=== Work to be completed ===
From the entries that follow, list every line in which the string "limit" appears.

--- start ---

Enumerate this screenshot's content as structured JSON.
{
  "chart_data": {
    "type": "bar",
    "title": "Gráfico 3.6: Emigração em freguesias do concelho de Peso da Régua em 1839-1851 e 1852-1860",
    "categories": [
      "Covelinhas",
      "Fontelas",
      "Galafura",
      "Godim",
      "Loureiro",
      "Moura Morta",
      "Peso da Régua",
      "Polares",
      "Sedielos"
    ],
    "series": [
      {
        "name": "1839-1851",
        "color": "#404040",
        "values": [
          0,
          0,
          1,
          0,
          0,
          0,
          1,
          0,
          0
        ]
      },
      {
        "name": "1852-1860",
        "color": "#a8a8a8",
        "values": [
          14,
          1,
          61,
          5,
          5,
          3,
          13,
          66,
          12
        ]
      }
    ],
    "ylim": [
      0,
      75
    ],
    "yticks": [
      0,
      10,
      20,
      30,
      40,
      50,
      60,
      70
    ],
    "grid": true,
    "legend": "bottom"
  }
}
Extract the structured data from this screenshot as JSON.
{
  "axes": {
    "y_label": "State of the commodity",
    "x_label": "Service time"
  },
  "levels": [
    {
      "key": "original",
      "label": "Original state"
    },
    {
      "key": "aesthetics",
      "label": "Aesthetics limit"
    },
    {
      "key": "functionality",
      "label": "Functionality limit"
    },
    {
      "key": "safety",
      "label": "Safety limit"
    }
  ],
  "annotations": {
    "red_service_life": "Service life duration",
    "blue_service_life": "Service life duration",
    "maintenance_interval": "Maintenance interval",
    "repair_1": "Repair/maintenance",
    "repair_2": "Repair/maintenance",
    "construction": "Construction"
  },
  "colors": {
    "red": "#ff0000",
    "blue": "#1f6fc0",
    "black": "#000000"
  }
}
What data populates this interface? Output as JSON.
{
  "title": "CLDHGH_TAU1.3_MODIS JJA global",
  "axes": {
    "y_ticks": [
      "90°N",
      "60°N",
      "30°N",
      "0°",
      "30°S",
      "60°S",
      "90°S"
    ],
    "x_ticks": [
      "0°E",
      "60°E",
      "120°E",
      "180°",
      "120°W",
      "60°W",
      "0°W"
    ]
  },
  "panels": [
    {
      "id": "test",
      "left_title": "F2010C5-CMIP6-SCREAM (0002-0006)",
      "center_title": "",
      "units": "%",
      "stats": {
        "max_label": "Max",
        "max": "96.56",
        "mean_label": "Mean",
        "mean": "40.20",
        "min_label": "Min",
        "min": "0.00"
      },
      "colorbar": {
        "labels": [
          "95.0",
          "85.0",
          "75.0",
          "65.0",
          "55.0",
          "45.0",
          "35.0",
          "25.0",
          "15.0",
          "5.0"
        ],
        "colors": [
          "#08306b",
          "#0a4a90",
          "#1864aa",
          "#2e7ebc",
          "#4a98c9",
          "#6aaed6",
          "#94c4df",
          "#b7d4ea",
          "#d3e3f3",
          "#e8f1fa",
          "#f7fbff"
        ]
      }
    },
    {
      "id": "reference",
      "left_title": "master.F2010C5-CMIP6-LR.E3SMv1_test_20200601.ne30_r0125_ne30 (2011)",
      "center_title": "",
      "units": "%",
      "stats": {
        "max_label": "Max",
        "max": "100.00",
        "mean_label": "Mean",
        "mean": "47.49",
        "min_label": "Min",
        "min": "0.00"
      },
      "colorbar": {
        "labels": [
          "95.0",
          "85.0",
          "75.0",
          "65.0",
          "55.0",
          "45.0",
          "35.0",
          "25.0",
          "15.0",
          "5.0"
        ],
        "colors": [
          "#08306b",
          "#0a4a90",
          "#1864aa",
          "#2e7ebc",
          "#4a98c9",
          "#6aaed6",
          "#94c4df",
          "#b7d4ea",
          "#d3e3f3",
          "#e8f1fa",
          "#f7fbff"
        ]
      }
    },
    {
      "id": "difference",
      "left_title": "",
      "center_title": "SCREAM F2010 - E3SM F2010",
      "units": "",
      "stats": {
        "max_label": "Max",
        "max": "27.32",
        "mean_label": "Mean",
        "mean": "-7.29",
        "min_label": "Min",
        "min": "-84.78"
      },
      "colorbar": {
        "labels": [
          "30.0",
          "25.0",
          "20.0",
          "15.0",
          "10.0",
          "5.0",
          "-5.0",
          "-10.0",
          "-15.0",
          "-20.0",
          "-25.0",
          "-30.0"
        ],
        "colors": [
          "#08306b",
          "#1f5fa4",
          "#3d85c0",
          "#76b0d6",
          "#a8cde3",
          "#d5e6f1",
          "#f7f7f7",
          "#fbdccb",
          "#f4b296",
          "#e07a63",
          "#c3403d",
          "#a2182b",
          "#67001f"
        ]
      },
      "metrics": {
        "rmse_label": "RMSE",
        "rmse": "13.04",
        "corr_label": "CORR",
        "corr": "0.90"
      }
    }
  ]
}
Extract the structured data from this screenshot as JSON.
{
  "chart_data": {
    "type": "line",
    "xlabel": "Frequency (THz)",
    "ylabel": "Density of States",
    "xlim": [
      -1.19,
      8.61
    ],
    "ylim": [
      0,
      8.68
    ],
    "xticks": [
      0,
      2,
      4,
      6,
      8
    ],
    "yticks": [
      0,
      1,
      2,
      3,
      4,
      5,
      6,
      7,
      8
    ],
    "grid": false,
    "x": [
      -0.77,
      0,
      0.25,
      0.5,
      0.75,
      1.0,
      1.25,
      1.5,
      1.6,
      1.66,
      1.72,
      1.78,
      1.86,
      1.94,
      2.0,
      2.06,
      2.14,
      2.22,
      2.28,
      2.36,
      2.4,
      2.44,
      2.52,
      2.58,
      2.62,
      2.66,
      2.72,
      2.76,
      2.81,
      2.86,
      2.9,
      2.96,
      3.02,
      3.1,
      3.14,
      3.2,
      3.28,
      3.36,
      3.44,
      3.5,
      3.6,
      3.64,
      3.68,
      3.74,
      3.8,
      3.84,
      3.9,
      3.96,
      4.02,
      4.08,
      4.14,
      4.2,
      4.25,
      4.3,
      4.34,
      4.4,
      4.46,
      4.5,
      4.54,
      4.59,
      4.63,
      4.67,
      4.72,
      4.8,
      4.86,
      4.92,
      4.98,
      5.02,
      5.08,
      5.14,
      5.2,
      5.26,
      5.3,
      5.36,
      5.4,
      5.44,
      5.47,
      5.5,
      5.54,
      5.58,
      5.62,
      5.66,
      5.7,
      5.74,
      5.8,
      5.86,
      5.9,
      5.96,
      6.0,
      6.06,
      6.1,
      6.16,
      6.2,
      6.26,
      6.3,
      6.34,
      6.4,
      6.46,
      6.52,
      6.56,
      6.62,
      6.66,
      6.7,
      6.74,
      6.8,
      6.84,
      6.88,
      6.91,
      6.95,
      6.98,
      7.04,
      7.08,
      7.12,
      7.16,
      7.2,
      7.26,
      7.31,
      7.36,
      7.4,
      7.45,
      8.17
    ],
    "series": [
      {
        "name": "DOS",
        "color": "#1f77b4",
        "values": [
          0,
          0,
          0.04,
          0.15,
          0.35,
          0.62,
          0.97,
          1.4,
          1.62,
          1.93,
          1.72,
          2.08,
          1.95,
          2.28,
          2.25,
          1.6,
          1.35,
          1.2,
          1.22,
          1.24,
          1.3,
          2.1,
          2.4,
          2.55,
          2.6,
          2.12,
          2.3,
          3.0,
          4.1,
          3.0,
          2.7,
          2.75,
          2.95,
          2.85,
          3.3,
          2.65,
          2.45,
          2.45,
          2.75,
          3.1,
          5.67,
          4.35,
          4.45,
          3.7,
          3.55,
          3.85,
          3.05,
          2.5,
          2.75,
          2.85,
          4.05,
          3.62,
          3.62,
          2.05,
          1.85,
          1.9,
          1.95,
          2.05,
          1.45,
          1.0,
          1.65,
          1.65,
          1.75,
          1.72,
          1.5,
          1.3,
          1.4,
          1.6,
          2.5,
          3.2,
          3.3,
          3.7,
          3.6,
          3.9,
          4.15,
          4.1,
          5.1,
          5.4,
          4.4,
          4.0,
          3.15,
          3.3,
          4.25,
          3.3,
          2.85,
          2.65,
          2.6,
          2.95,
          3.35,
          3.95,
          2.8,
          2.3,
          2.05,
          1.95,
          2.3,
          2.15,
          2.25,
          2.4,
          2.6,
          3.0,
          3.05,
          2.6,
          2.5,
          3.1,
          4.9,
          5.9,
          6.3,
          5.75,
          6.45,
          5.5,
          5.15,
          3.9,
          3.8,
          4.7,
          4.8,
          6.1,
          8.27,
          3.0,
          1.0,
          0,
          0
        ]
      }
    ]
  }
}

--- end ---

=== Task answer ===
      "label": "Aesthetics limit"
      "label": "Functionality limit"
      "label": "Safety limit"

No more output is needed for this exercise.